- THE REQUEST: Retype all the records with nothing changed.
=== DATA SHOWN ===
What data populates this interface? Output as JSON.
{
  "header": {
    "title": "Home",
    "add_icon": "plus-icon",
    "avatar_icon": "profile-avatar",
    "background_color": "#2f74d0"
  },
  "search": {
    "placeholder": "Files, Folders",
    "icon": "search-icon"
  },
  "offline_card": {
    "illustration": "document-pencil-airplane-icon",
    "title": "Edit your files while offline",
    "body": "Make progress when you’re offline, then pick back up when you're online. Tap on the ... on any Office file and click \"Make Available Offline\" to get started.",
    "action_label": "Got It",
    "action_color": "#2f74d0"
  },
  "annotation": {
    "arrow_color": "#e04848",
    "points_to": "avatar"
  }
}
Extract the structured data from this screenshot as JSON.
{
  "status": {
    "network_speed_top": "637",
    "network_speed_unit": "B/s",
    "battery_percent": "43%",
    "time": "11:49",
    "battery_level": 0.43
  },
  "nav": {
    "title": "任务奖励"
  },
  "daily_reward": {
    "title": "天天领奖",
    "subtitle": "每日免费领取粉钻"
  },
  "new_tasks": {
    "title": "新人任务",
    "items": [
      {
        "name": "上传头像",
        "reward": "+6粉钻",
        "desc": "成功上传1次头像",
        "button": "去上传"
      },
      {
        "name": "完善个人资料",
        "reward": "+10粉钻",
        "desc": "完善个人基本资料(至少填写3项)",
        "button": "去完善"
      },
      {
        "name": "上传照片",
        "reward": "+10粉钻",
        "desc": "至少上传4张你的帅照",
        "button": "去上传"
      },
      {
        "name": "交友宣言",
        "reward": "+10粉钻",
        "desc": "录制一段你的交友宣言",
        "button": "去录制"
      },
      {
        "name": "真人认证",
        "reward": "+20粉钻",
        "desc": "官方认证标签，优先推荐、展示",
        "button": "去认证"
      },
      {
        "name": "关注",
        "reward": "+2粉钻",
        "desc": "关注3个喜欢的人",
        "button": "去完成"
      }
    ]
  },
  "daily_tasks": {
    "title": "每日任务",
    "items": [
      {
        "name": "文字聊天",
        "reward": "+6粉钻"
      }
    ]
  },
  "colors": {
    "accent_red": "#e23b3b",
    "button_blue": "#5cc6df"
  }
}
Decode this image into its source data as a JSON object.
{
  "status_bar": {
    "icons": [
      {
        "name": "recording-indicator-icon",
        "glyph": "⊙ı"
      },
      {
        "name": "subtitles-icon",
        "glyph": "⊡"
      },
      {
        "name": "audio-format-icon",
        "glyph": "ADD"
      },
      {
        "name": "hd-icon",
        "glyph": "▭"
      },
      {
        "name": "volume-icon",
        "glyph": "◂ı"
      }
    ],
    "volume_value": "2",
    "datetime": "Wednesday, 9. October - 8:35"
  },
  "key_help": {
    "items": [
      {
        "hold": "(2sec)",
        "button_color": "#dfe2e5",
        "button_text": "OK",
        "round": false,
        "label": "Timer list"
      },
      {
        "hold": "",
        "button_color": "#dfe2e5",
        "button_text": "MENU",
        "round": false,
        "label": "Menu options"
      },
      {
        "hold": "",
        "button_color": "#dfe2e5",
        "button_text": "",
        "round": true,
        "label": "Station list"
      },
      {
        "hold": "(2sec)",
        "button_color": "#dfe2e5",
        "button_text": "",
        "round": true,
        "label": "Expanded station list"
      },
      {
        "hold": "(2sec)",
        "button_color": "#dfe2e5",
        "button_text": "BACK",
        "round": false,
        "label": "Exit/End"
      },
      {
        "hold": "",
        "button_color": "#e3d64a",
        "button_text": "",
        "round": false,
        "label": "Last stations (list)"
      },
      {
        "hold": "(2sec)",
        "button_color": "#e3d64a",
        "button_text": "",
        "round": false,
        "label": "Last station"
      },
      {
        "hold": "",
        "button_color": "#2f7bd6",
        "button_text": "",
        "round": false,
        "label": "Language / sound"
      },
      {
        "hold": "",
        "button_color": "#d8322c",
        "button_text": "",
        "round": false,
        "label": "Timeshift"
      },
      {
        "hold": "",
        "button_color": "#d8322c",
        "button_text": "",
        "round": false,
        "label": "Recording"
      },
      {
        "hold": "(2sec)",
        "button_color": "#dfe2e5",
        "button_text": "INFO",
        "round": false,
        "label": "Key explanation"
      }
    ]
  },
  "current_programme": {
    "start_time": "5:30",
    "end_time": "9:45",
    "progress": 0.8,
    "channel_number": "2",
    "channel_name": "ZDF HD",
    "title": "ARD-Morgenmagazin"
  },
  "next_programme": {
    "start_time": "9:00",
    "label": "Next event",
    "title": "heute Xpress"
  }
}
===
- SOLUTION BELOW:
What data populates this interface? Output as JSON.
{
  "header": {
    "title": "Home",
    "add_icon": "plus-icon",
    "avatar_icon": "profile-avatar",
    "background_color": "#2f74d0"
  },
  "search": {
    "placeholder": "Files, Folders",
    "icon": "search-icon"
  },
  "offline_card": {
    "illustration": "document-pencil-airplane-icon",
    "title": "Edit your files while offline",
    "body": "Make progress when you’re offline, then pick back up when you're online. Tap on the ... on any Office file and click \"Make Available Offline\" to get started.",
    "action_label": "Got It",
    "action_color": "#2f74d0"
  },
  "annotation": {
    "arrow_color": "#e04848",
    "points_to": "avatar"
  }
}
Extract the structured data from this screenshot as JSON.
{
  "status": {
    "network_speed_top": "637",
    "network_speed_unit": "B/s",
    "battery_percent": "43%",
    "time": "11:49",
    "battery_level": 0.43
  },
  "nav": {
    "title": "任务奖励"
  },
  "daily_reward": {
    "title": "天天领奖",
    "subtitle": "每日免费领取粉钻"
  },
  "new_tasks": {
    "title": "新人任务",
    "items": [
      {
        "name": "上传头像",
        "reward": "+6粉钻",
        "desc": "成功上传1次头像",
        "button": "去上传"
      },
      {
        "name": "完善个人资料",
        "reward": "+10粉钻",
        "desc": "完善个人基本资料(至少填写3项)",
        "button": "去完善"
      },
      {
        "name": "上传照片",
        "reward": "+10粉钻",
        "desc": "至少上传4张你的帅照",
        "button": "去上传"
      },
      {
        "name": "交友宣言",
        "reward": "+10粉钻",
        "desc": "录制一段你的交友宣言",
        "button": "去录制"
      },
      {
        "name": "真人认证",
        "reward": "+20粉钻",
        "desc": "官方认证标签，优先推荐、展示",
        "button": "去认证"
      },
      {
        "name": "关注",
        "reward": "+2粉钻",
        "desc": "关注3个喜欢的人",
        "button": "去完成"
      }
    ]
  },
  "daily_tasks": {
    "title": "每日任务",
    "items": [
      {
        "name": "文字聊天",
        "reward": "+6粉钻"
      }
    ]
  },
  "colors": {
    "accent_red": "#e23b3b",
    "button_blue": "#5cc6df"
  }
}
Decode this image into its source data as a JSON object.
{
  "status_bar": {
    "icons": [
      {
        "name": "recording-indicator-icon",
        "glyph": "⊙ı"
      },
      {
        "name": "subtitles-icon",
        "glyph": "⊡"
      },
      {
        "name": "audio-format-icon",
        "glyph": "ADD"
      },
      {
        "name": "hd-icon",
        "glyph": "▭"
      },
      {
        "name": "volume-icon",
        "glyph": "◂ı"
      }
    ],
    "volume_value": "2",
    "datetime": "Wednesday, 9. October - 8:35"
  },
  "key_help": {
    "items": [
      {
        "hold": "(2sec)",
        "button_color": "#dfe2e5",
        "button_text": "OK",
        "round": false,
        "label": "Timer list"
      },
      {
        "hold": "",
        "button_color": "#dfe2e5",
        "button_text": "MENU",
        "round": false,
        "label": "Menu options"
      },
      {
        "hold": "",
        "button_color": "#dfe2e5",
        "button_text": "",
        "round": true,
        "label": "Station list"
      },
      {
        "hold": "(2sec)",
        "button_color": "#dfe2e5",
        "button_text": "",
        "round": true,
        "label": "Expanded station list"
      },
      {
        "hold": "(2sec)",
        "button_color": "#dfe2e5",
        "button_text": "BACK",
        "round": false,
        "label": "Exit/End"
      },
      {
        "hold": "",
        "button_color": "#e3d64a",
        "button_text": "",
        "round": false,
        "label": "Last stations (list)"
      },
      {
        "hold": "(2sec)",
        "button_color": "#e3d64a",
        "button_text": "",
        "round": false,
        "label": "Last station"
      },
      {
        "hold": "",
        "button_color": "#2f7bd6",
        "button_text": "",
        "round": false,
        "label": "Language / sound"
      },
      {
        "hold": "",
        "button_color": "#d8322c",
        "button_text": "",
        "round": false,
        "label": "Timeshift"
      },
      {
        "hold": "",
        "button_color": "#d8322c",
        "button_text": "",
        "round": false,
        "label": "Recording"
      },
      {
        "hold": "(2sec)",
        "button_color": "#dfe2e5",
        "button_text": "INFO",
        "round": false,
        "label": "Key explanation"
      }
    ]
  },
  "current_programme": {
    "start_time": "5:30",
    "end_time": "9:45",
    "progress": 0.8,
    "channel_number": "2",
    "channel_name": "ZDF HD",
    "title": "ARD-Morgenmagazin"
  },
  "next_programme": {
    "start_time": "9:00",
    "label": "Next event",
    "title": "heute Xpress"
  }
}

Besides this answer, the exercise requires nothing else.